Aim of the exercise ▸ Count how many lines of the material hold "title". Respond with that number alone.
>> START Supplied records
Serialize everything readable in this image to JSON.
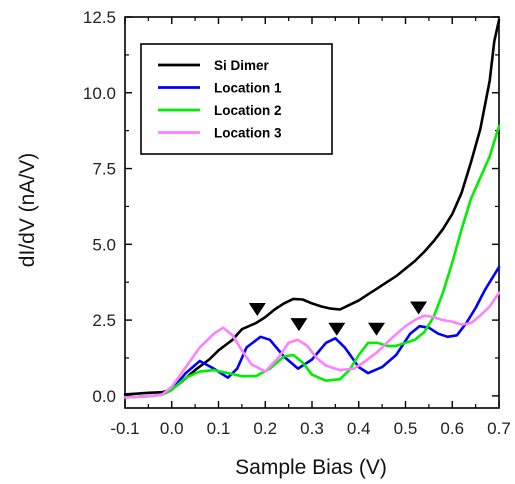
{
  "chart_data": {
    "type": "line",
    "title": "",
    "xlabel": "Sample Bias (V)",
    "ylabel": "dI/dV (nA/V)",
    "xlim": [
      -0.1,
      0.7
    ],
    "ylim": [
      -0.4,
      12.5
    ],
    "grid": false,
    "legend_position": "top-left",
    "x_ticks": [
      -0.1,
      0.0,
      0.1,
      0.2,
      0.3,
      0.4,
      0.5,
      0.6,
      0.7
    ],
    "x_tick_labels": [
      "-0.1",
      "0.0",
      "0.1",
      "0.2",
      "0.3",
      "0.4",
      "0.5",
      "0.6",
      "0.7"
    ],
    "y_ticks": [
      0.0,
      2.5,
      5.0,
      7.5,
      10.0,
      12.5
    ],
    "y_tick_labels": [
      "0.0",
      "2.5",
      "5.0",
      "7.5",
      "10.0",
      "12.5"
    ],
    "series": [
      {
        "name": "Si Dimer",
        "color": "#000000",
        "x": [
          -0.1,
          -0.05,
          -0.02,
          0.0,
          0.02,
          0.05,
          0.08,
          0.1,
          0.13,
          0.15,
          0.18,
          0.2,
          0.22,
          0.24,
          0.26,
          0.28,
          0.3,
          0.32,
          0.34,
          0.36,
          0.38,
          0.4,
          0.42,
          0.44,
          0.46,
          0.48,
          0.5,
          0.52,
          0.54,
          0.56,
          0.58,
          0.6,
          0.62,
          0.64,
          0.66,
          0.68,
          0.69,
          0.7
        ],
        "y": [
          0.05,
          0.1,
          0.12,
          0.22,
          0.45,
          0.85,
          1.2,
          1.5,
          1.85,
          2.2,
          2.4,
          2.6,
          2.85,
          3.05,
          3.2,
          3.18,
          3.05,
          2.95,
          2.88,
          2.85,
          3.0,
          3.15,
          3.35,
          3.55,
          3.75,
          3.95,
          4.2,
          4.45,
          4.75,
          5.1,
          5.5,
          6.0,
          6.7,
          7.7,
          8.8,
          10.4,
          11.7,
          12.4
        ]
      },
      {
        "name": "Location 1",
        "color": "#0000ff",
        "x": [
          -0.1,
          -0.04,
          -0.02,
          0.0,
          0.03,
          0.06,
          0.09,
          0.12,
          0.14,
          0.16,
          0.19,
          0.21,
          0.24,
          0.27,
          0.3,
          0.33,
          0.35,
          0.37,
          0.4,
          0.42,
          0.45,
          0.48,
          0.51,
          0.53,
          0.55,
          0.57,
          0.59,
          0.61,
          0.63,
          0.65,
          0.67,
          0.7
        ],
        "y": [
          -0.05,
          0.0,
          0.05,
          0.2,
          0.75,
          1.15,
          0.9,
          0.6,
          0.9,
          1.6,
          1.95,
          1.85,
          1.3,
          0.9,
          1.2,
          1.75,
          1.9,
          1.6,
          0.95,
          0.75,
          0.95,
          1.35,
          2.05,
          2.3,
          2.25,
          2.05,
          1.95,
          2.0,
          2.4,
          2.9,
          3.5,
          4.25
        ]
      },
      {
        "name": "Location 2",
        "color": "#00ee00",
        "x": [
          -0.1,
          -0.04,
          -0.02,
          0.0,
          0.03,
          0.06,
          0.09,
          0.12,
          0.15,
          0.18,
          0.21,
          0.24,
          0.26,
          0.28,
          0.3,
          0.33,
          0.36,
          0.38,
          0.4,
          0.42,
          0.44,
          0.46,
          0.48,
          0.5,
          0.52,
          0.54,
          0.56,
          0.58,
          0.6,
          0.62,
          0.64,
          0.66,
          0.68,
          0.7
        ],
        "y": [
          -0.05,
          0.0,
          0.05,
          0.2,
          0.6,
          0.8,
          0.85,
          0.75,
          0.65,
          0.65,
          0.9,
          1.3,
          1.35,
          1.1,
          0.7,
          0.5,
          0.55,
          0.85,
          1.35,
          1.75,
          1.75,
          1.65,
          1.65,
          1.75,
          1.85,
          2.1,
          2.6,
          3.4,
          4.4,
          5.5,
          6.5,
          7.2,
          7.9,
          8.9
        ]
      },
      {
        "name": "Location 3",
        "color": "#ff80ff",
        "x": [
          -0.1,
          -0.04,
          -0.02,
          0.0,
          0.03,
          0.06,
          0.09,
          0.11,
          0.13,
          0.15,
          0.17,
          0.2,
          0.23,
          0.25,
          0.27,
          0.29,
          0.31,
          0.33,
          0.36,
          0.39,
          0.41,
          0.44,
          0.47,
          0.5,
          0.52,
          0.54,
          0.56,
          0.58,
          0.6,
          0.62,
          0.64,
          0.66,
          0.68,
          0.7
        ],
        "y": [
          -0.05,
          0.0,
          0.05,
          0.3,
          0.95,
          1.6,
          2.05,
          2.25,
          2.0,
          1.5,
          1.05,
          0.8,
          1.3,
          1.75,
          1.85,
          1.65,
          1.25,
          1.0,
          0.85,
          0.9,
          1.1,
          1.45,
          1.9,
          2.3,
          2.5,
          2.65,
          2.6,
          2.5,
          2.45,
          2.35,
          2.4,
          2.65,
          2.95,
          3.4
        ]
      }
    ],
    "annotations": [
      {
        "type": "triangle-down",
        "x": 0.183,
        "y": 2.85
      },
      {
        "type": "triangle-down",
        "x": 0.272,
        "y": 2.35
      },
      {
        "type": "triangle-down",
        "x": 0.353,
        "y": 2.2
      },
      {
        "type": "triangle-down",
        "x": 0.438,
        "y": 2.2
      },
      {
        "type": "triangle-down",
        "x": 0.528,
        "y": 2.9
      }
    ]
  }
}
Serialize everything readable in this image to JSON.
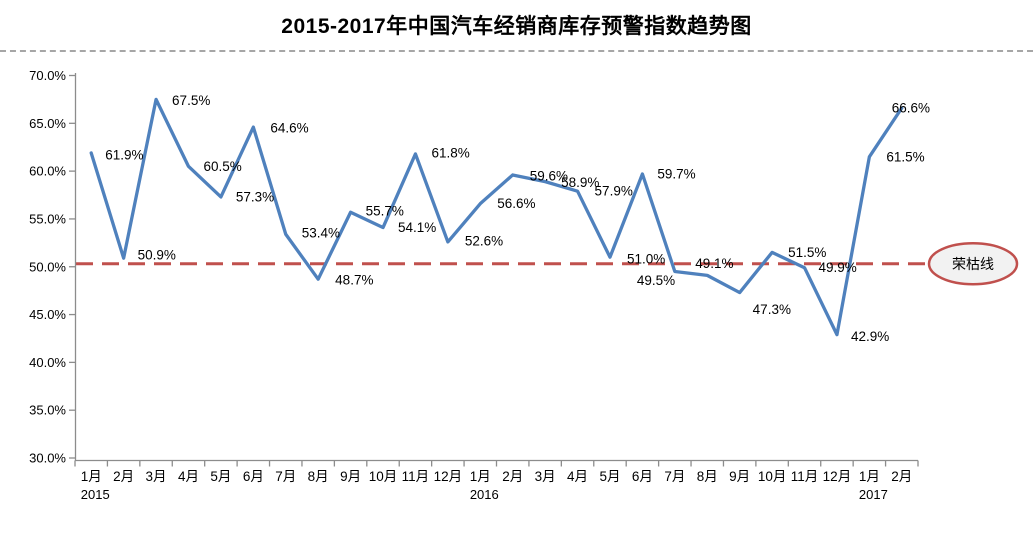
{
  "title": "2015-2017年中国汽车经销商库存预警指数趋势图",
  "chart_data": {
    "type": "line",
    "title": "2015-2017年中国汽车经销商库存预警指数趋势图",
    "categories": [
      "1月",
      "2月",
      "3月",
      "4月",
      "5月",
      "6月",
      "7月",
      "8月",
      "9月",
      "10月",
      "11月",
      "12月",
      "1月",
      "2月",
      "3月",
      "4月",
      "5月",
      "6月",
      "7月",
      "8月",
      "9月",
      "10月",
      "11月",
      "12月",
      "1月",
      "2月"
    ],
    "year_labels": [
      {
        "index": 0,
        "text": "2015"
      },
      {
        "index": 12,
        "text": "2016"
      },
      {
        "index": 24,
        "text": "2017"
      }
    ],
    "values": [
      61.9,
      50.9,
      67.5,
      60.5,
      57.3,
      64.6,
      53.4,
      48.7,
      55.7,
      54.1,
      61.8,
      52.6,
      56.6,
      59.6,
      58.9,
      57.9,
      51.0,
      59.7,
      49.5,
      49.1,
      47.3,
      51.5,
      49.9,
      42.9,
      61.5,
      66.6
    ],
    "point_labels": [
      "61.9%",
      "50.9%",
      "67.5%",
      "60.5%",
      "57.3%",
      "64.6%",
      "53.4%",
      "48.7%",
      "55.7%",
      "54.1%",
      "61.8%",
      "52.6%",
      "56.6%",
      "59.6%",
      "58.9%",
      "57.9%",
      "51.0%",
      "59.7%",
      "49.5%",
      "49.1%",
      "47.3%",
      "51.5%",
      "49.9%",
      "42.9%",
      "61.5%",
      "66.6%"
    ],
    "y_axis": {
      "min": 30,
      "max": 70,
      "step": 5,
      "tick_labels": [
        "70.0%",
        "65.0%",
        "60.0%",
        "55.0%",
        "50.0%",
        "45.0%",
        "40.0%",
        "35.0%",
        "30.0%"
      ]
    },
    "reference_line": {
      "value": 50,
      "label": "荣枯线"
    },
    "colors": {
      "line": "#4F81BD",
      "reference": "#C0504D",
      "axis": "#8C8C8C",
      "separator": "#A6A6A6",
      "annotation_fill": "#F2F2F2",
      "label_text": "#000000"
    },
    "grid": false,
    "legend": "none"
  }
}
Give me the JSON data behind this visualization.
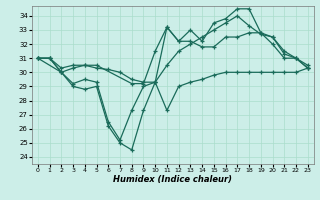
{
  "bg_color": "#cceee8",
  "grid_color": "#aaddcc",
  "line_color": "#1a6b5a",
  "xlabel": "Humidex (Indice chaleur)",
  "xlim": [
    -0.5,
    23.5
  ],
  "ylim": [
    23.5,
    34.7
  ],
  "yticks": [
    24,
    25,
    26,
    27,
    28,
    29,
    30,
    31,
    32,
    33,
    34
  ],
  "xticks": [
    0,
    1,
    2,
    3,
    4,
    5,
    6,
    7,
    8,
    9,
    10,
    11,
    12,
    13,
    14,
    15,
    16,
    17,
    18,
    19,
    20,
    21,
    22,
    23
  ],
  "series_bottom_x": [
    0,
    1,
    2,
    3,
    4,
    5,
    6,
    7,
    8,
    9,
    10,
    11,
    12,
    13,
    14,
    15,
    16,
    17,
    18,
    19,
    20,
    21,
    22,
    23
  ],
  "series_bottom_y": [
    31,
    31,
    30,
    29,
    28.8,
    29,
    26.2,
    25.0,
    24.5,
    27.3,
    29.3,
    27.3,
    29,
    29.3,
    29.5,
    29.8,
    30,
    30,
    30,
    30,
    30,
    30,
    30,
    30.3
  ],
  "series_mid1_x": [
    0,
    1,
    2,
    3,
    4,
    5,
    6,
    7,
    8,
    9,
    10,
    11,
    12,
    13,
    14,
    15,
    16,
    17,
    18,
    19,
    20,
    21,
    22,
    23
  ],
  "series_mid1_y": [
    31,
    31,
    30.3,
    30.5,
    30.5,
    30.3,
    30.2,
    30,
    29.5,
    29.3,
    29.3,
    30.5,
    31.5,
    32,
    32.5,
    33,
    33.5,
    34,
    33.3,
    32.7,
    32.5,
    31.5,
    31,
    30.5
  ],
  "series_mid2_x": [
    0,
    2,
    3,
    4,
    5,
    8,
    9,
    10,
    11,
    12,
    13,
    14,
    15,
    16,
    17,
    18,
    19,
    20,
    21,
    22,
    23
  ],
  "series_mid2_y": [
    31,
    30,
    30.3,
    30.5,
    30.5,
    29.2,
    29.2,
    31.5,
    33.2,
    32.2,
    32.2,
    31.8,
    31.8,
    32.5,
    32.5,
    32.8,
    32.8,
    32.5,
    31.3,
    31,
    30.3
  ],
  "series_top_x": [
    0,
    1,
    2,
    3,
    4,
    5,
    6,
    7,
    8,
    9,
    10,
    11,
    12,
    13,
    14,
    15,
    16,
    17,
    18,
    19,
    20,
    21,
    22,
    23
  ],
  "series_top_y": [
    31,
    31,
    30,
    29.2,
    29.5,
    29.3,
    26.5,
    25.2,
    27.3,
    29,
    29.3,
    33.2,
    32.2,
    33,
    32.2,
    33.5,
    33.8,
    34.5,
    34.5,
    32.8,
    32,
    31,
    31,
    30.3
  ]
}
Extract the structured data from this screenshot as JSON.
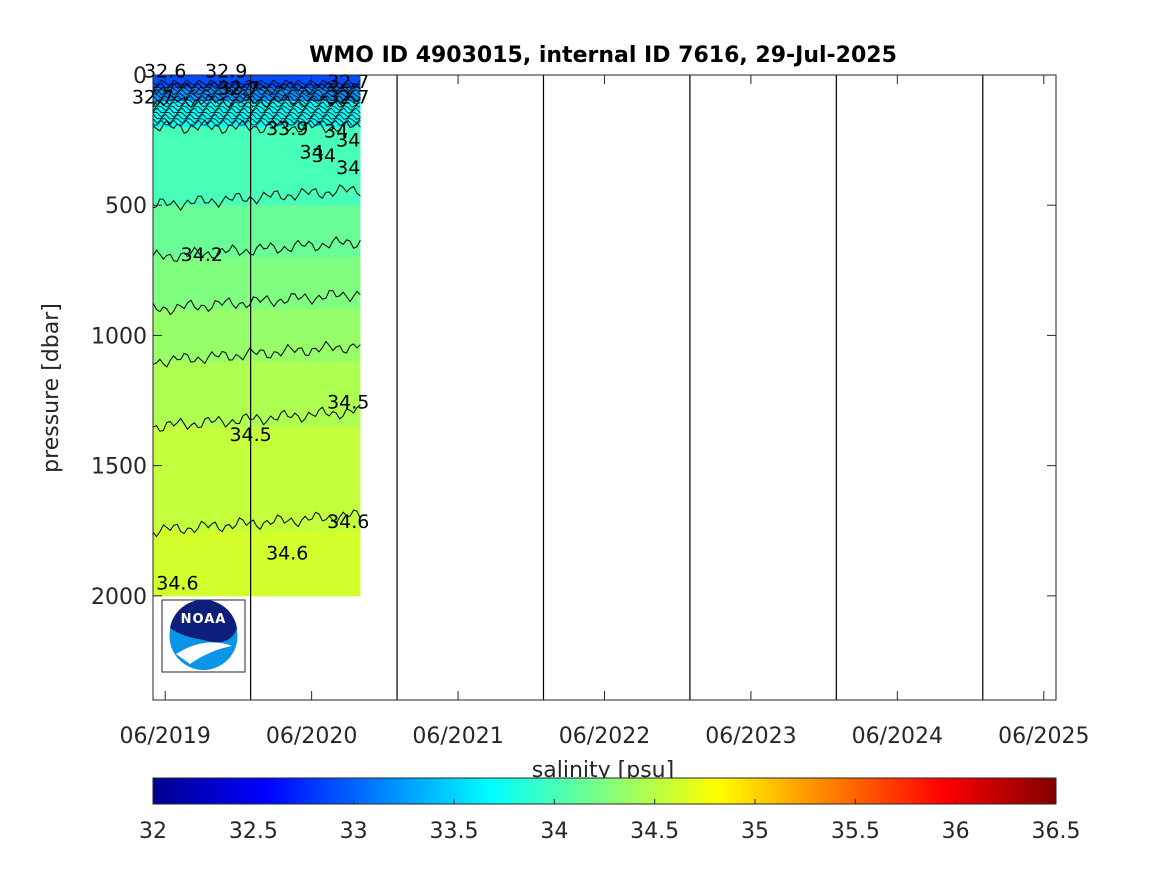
{
  "chart_data": {
    "type": "heatmap",
    "title": "WMO ID 4903015, internal ID 7616, 29-Jul-2025",
    "ylabel": "pressure [dbar]",
    "colorbar_label": "salinity [psu]",
    "x_ticks": [
      "06/2019",
      "06/2020",
      "06/2021",
      "06/2022",
      "06/2023",
      "06/2024",
      "06/2025"
    ],
    "x_range": [
      "2019-05",
      "2025-07"
    ],
    "y_ticks": [
      0,
      500,
      1000,
      1500,
      2000
    ],
    "y_range": [
      2400,
      0
    ],
    "y_reversed": true,
    "data_extent": {
      "x": [
        "2019-05",
        "2020-10"
      ],
      "y_max": 2000
    },
    "colorbar_ticks": [
      32,
      32.5,
      33,
      33.5,
      34,
      34.5,
      35,
      35.5,
      36,
      36.5
    ],
    "colorbar_range": [
      32,
      36.5
    ],
    "colormap": "jet",
    "vertical_lines": [
      "2020-01",
      "2021-01",
      "2022-01",
      "2023-01",
      "2024-01",
      "2025-01"
    ],
    "salinity_layers": [
      {
        "p_top": 0,
        "p_bottom": 50,
        "salinity": 32.9
      },
      {
        "p_top": 50,
        "p_bottom": 100,
        "salinity": 33.2
      },
      {
        "p_top": 100,
        "p_bottom": 200,
        "salinity": 33.7
      },
      {
        "p_top": 200,
        "p_bottom": 500,
        "salinity": 34.0
      },
      {
        "p_top": 500,
        "p_bottom": 700,
        "salinity": 34.15
      },
      {
        "p_top": 700,
        "p_bottom": 900,
        "salinity": 34.25
      },
      {
        "p_top": 900,
        "p_bottom": 1100,
        "salinity": 34.35
      },
      {
        "p_top": 1100,
        "p_bottom": 1350,
        "salinity": 34.45
      },
      {
        "p_top": 1350,
        "p_bottom": 1750,
        "salinity": 34.55
      },
      {
        "p_top": 1750,
        "p_bottom": 2000,
        "salinity": 34.62
      }
    ],
    "contour_labels": [
      {
        "text": "34.2",
        "x": "2019-09",
        "p": 715
      },
      {
        "text": "34.5",
        "x": "2020-01",
        "p": 1405
      },
      {
        "text": "34.5",
        "x": "2020-09",
        "p": 1280
      },
      {
        "text": "34.6",
        "x": "2019-07",
        "p": 1975
      },
      {
        "text": "34.6",
        "x": "2020-04",
        "p": 1860
      },
      {
        "text": "34.6",
        "x": "2020-09",
        "p": 1740
      },
      {
        "text": "34",
        "x": "2020-08",
        "p": 240
      },
      {
        "text": "34",
        "x": "2020-09",
        "p": 275
      },
      {
        "text": "34",
        "x": "2020-06",
        "p": 320
      },
      {
        "text": "34",
        "x": "2020-07",
        "p": 335
      },
      {
        "text": "34",
        "x": "2020-09",
        "p": 380
      },
      {
        "text": "33.9",
        "x": "2020-04",
        "p": 230
      },
      {
        "text": "32.9",
        "x": "2019-11",
        "p": 10
      },
      {
        "text": "32.7",
        "x": "2019-12",
        "p": 75
      },
      {
        "text": "32.7",
        "x": "2020-09",
        "p": 110
      },
      {
        "text": "32.7",
        "x": "2020-09",
        "p": 50
      },
      {
        "text": "32.7",
        "x": "2019-05",
        "p": 110
      },
      {
        "text": "32.6",
        "x": "2019-06",
        "p": 10
      }
    ]
  },
  "logo": {
    "text": "NOAA"
  }
}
>> END Supplied records
Task result ▸ 4